START

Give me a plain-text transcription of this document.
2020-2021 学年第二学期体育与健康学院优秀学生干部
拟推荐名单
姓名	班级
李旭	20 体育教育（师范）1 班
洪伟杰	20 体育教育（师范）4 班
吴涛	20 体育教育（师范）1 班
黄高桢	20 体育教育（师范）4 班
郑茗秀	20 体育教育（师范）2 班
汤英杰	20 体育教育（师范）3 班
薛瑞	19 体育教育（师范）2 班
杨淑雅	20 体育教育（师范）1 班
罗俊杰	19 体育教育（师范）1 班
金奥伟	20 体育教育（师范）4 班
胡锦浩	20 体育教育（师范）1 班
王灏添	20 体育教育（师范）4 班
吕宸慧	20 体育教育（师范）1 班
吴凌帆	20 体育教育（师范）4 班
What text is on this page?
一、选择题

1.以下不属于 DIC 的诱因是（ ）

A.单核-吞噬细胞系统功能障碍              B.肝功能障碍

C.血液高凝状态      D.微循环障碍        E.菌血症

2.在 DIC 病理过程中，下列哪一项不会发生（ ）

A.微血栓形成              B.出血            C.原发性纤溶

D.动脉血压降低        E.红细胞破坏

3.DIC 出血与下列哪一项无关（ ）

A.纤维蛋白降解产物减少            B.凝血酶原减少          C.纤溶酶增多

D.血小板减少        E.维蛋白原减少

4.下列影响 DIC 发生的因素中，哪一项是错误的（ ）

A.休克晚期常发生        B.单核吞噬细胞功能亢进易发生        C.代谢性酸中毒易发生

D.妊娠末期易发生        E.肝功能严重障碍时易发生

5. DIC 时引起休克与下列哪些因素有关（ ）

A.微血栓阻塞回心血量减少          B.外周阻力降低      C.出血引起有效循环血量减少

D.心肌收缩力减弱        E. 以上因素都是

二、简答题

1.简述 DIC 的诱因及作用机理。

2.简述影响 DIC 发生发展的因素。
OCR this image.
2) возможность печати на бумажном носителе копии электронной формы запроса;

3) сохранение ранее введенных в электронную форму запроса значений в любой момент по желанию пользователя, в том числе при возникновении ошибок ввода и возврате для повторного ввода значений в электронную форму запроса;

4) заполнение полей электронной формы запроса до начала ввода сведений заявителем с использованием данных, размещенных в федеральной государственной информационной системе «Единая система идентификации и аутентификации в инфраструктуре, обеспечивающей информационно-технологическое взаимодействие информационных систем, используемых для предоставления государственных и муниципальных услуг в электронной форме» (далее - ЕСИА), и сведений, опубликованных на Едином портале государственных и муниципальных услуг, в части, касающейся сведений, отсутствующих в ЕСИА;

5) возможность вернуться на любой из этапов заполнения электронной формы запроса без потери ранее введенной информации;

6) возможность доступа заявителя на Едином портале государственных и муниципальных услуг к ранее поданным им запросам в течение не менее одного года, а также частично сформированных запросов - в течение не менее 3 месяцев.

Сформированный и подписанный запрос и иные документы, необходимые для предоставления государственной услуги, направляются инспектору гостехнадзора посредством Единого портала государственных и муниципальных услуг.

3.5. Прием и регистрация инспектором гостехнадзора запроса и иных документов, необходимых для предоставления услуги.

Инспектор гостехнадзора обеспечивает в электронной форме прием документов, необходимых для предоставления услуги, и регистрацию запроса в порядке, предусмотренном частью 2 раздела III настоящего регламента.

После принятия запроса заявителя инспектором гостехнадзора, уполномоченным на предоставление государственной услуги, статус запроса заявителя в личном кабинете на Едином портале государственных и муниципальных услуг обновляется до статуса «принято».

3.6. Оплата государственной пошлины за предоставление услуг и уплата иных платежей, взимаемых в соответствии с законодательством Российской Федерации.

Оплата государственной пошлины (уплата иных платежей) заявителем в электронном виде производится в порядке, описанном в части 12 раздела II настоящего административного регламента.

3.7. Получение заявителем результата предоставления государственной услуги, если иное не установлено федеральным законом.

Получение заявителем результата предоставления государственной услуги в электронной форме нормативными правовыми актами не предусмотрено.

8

END

• _PROBLEM DETAILS_
Every line of the data above should be reproduced word for word.

• _FINISHED ANSWER_
Give me a plain-text transcription of this document.
2020-2021 学年第二学期体育与健康学院优秀学生干部
拟推荐名单
姓名	班级
李旭	20 体育教育（师范）1 班
洪伟杰	20 体育教育（师范）4 班
吴涛	20 体育教育（师范）1 班
黄高桢	20 体育教育（师范）4 班
郑茗秀	20 体育教育（师范）2 班
汤英杰	20 体育教育（师范）3 班
薛瑞	19 体育教育（师范）2 班
杨淑雅	20 体育教育（师范）1 班
罗俊杰	19 体育教育（师范）1 班
金奥伟	20 体育教育（师范）4 班
胡锦浩	20 体育教育（师范）1 班
王灏添	20 体育教育（师范）4 班
吕宸慧	20 体育教育（师范）1 班
吴凌帆	20 体育教育（师范）4 班
What text is on this page?
一、选择题

1.以下不属于 DIC 的诱因是（ ）

A.单核-吞噬细胞系统功能障碍              B.肝功能障碍

C.血液高凝状态      D.微循环障碍        E.菌血症

2.在 DIC 病理过程中，下列哪一项不会发生（ ）

A.微血栓形成              B.出血            C.原发性纤溶

D.动脉血压降低        E.红细胞破坏

3.DIC 出血与下列哪一项无关（ ）

A.纤维蛋白降解产物减少            B.凝血酶原减少          C.纤溶酶增多

D.血小板减少        E.维蛋白原减少

4.下列影响 DIC 发生的因素中，哪一项是错误的（ ）

A.休克晚期常发生        B.单核吞噬细胞功能亢进易发生        C.代谢性酸中毒易发生

D.妊娠末期易发生        E.肝功能严重障碍时易发生

5. DIC 时引起休克与下列哪些因素有关（ ）

A.微血栓阻塞回心血量减少          B.外周阻力降低      C.出血引起有效循环血量减少

D.心肌收缩力减弱        E. 以上因素都是

二、简答题

1.简述 DIC 的诱因及作用机理。

2.简述影响 DIC 发生发展的因素。
OCR this image.
2) возможность печати на бумажном носителе копии электронной формы запроса;

3) сохранение ранее введенных в электронную форму запроса значений в любой момент по желанию пользователя, в том числе при возникновении ошибок ввода и возврате для повторного ввода значений в электронную форму запроса;

4) заполнение полей электронной формы запроса до начала ввода сведений заявителем с использованием данных, размещенных в федеральной государственной информационной системе «Единая система идентификации и аутентификации в инфраструктуре, обеспечивающей информационно-технологическое взаимодействие информационных систем, используемых для предоставления государственных и муниципальных услуг в электронной форме» (далее - ЕСИА), и сведений, опубликованных на Едином портале государственных и муниципальных услуг, в части, касающейся сведений, отсутствующих в ЕСИА;

5) возможность вернуться на любой из этапов заполнения электронной формы запроса без потери ранее введенной информации;

6) возможность доступа заявителя на Едином портале государственных и муниципальных услуг к ранее поданным им запросам в течение не менее одного года, а также частично сформированных запросов - в течение не менее 3 месяцев.

Сформированный и подписанный запрос и иные документы, необходимые для предоставления государственной услуги, направляются инспектору гостехнадзора посредством Единого портала государственных и муниципальных услуг.

3.5. Прием и регистрация инспектором гостехнадзора запроса и иных документов, необходимых для предоставления услуги.

Инспектор гостехнадзора обеспечивает в электронной форме прием документов, необходимых для предоставления услуги, и регистрацию запроса в порядке, предусмотренном частью 2 раздела III настоящего регламента.

После принятия запроса заявителя инспектором гостехнадзора, уполномоченным на предоставление государственной услуги, статус запроса заявителя в личном кабинете на Едином портале государственных и муниципальных услуг обновляется до статуса «принято».

3.6. Оплата государственной пошлины за предоставление услуг и уплата иных платежей, взимаемых в соответствии с законодательством Российской Федерации.

Оплата государственной пошлины (уплата иных платежей) заявителем в электронном виде производится в порядке, описанном в части 12 раздела II настоящего административного регламента.

3.7. Получение заявителем результата предоставления государственной услуги, если иное не установлено федеральным законом.

Получение заявителем результата предоставления государственной услуги в электронной форме нормативными правовыми актами не предусмотрено.

8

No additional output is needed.